RECORDS FOR THIS EXERCISE:
☆ ☆ ☆ ☆ ☆ ☆ ☆
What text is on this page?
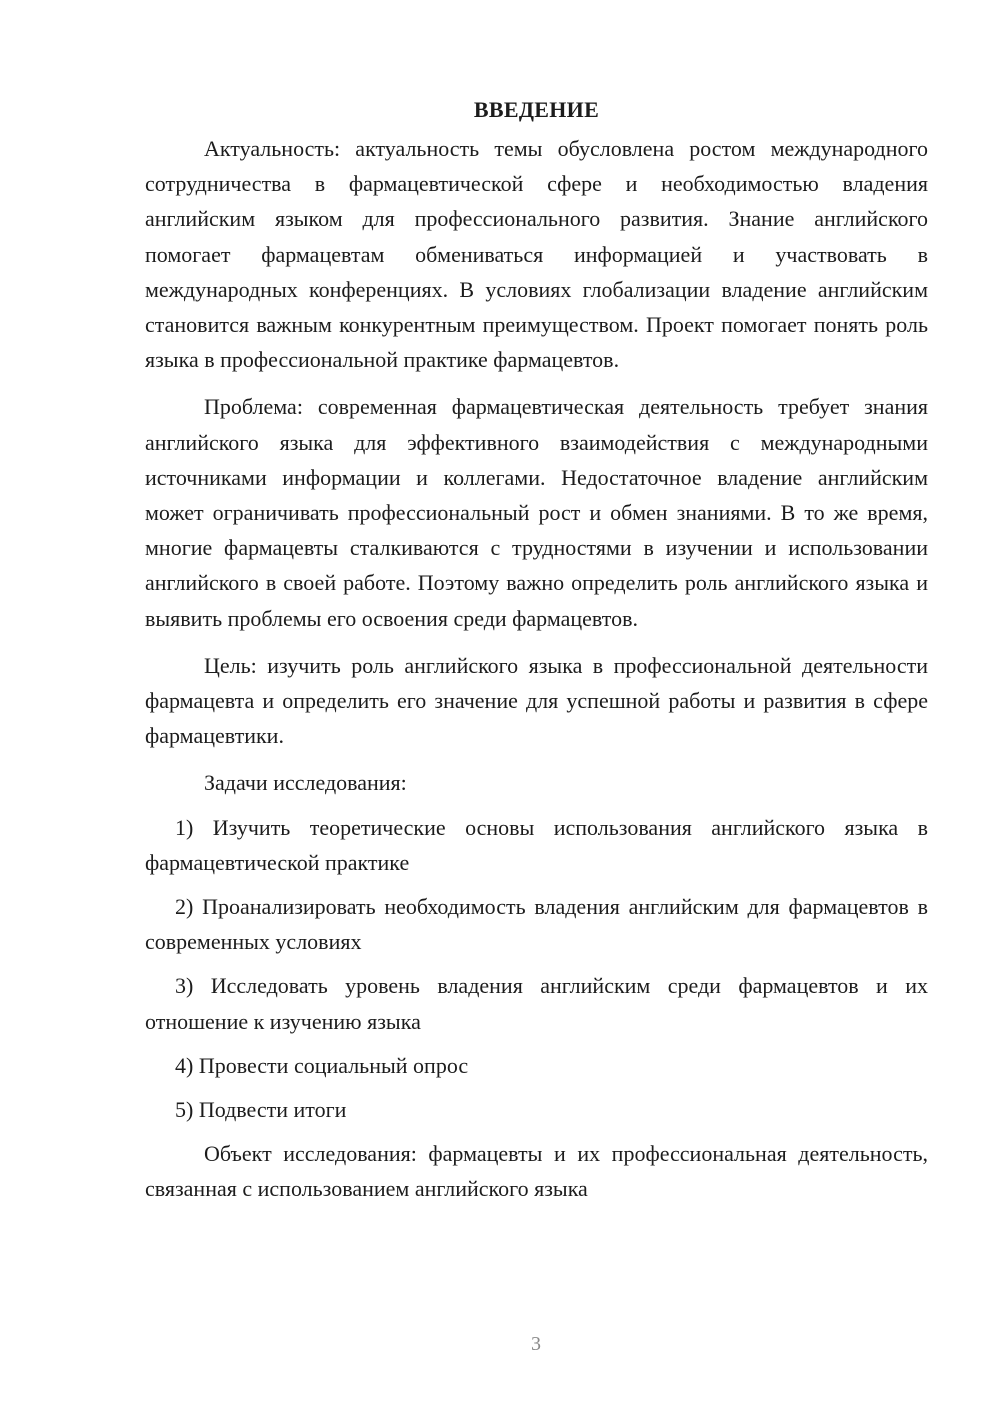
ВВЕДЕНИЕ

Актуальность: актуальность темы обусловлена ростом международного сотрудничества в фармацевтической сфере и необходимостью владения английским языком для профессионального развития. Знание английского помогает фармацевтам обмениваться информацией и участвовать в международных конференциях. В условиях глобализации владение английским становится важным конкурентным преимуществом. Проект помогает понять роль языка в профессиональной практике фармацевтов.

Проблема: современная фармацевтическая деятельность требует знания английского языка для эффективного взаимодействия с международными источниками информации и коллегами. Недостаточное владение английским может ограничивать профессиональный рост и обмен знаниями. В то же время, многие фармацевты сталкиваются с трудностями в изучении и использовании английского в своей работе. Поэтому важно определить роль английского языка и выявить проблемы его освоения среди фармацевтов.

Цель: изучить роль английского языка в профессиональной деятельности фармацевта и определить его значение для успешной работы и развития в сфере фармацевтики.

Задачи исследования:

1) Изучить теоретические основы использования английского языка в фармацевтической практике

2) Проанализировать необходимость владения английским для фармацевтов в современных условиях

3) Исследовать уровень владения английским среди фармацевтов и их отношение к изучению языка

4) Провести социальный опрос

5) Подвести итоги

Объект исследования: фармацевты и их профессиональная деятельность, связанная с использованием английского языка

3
☆ ☆ ☆ ☆ ☆ ☆ ☆
Copy out the listing exactly as it stands, but not the pictures.

What text is on this page?
ВВЕДЕНИЕ

Актуальность: актуальность темы обусловлена ростом международного сотрудничества в фармацевтической сфере и необходимостью владения английским языком для профессионального развития. Знание английского помогает фармацевтам обмениваться информацией и участвовать в международных конференциях. В условиях глобализации владение английским становится важным конкурентным преимуществом. Проект помогает понять роль языка в профессиональной практике фармацевтов.

Проблема: современная фармацевтическая деятельность требует знания английского языка для эффективного взаимодействия с международными источниками информации и коллегами. Недостаточное владение английским может ограничивать профессиональный рост и обмен знаниями. В то же время, многие фармацевты сталкиваются с трудностями в изучении и использовании английского в своей работе. Поэтому важно определить роль английского языка и выявить проблемы его освоения среди фармацевтов.

Цель: изучить роль английского языка в профессиональной деятельности фармацевта и определить его значение для успешной работы и развития в сфере фармацевтики.

Задачи исследования:

1) Изучить теоретические основы использования английского языка в фармацевтической практике

2) Проанализировать необходимость владения английским для фармацевтов в современных условиях

3) Исследовать уровень владения английским среди фармацевтов и их отношение к изучению языка

4) Провести социальный опрос

5) Подвести итоги

Объект исследования: фармацевты и их профессиональная деятельность, связанная с использованием английского языка

3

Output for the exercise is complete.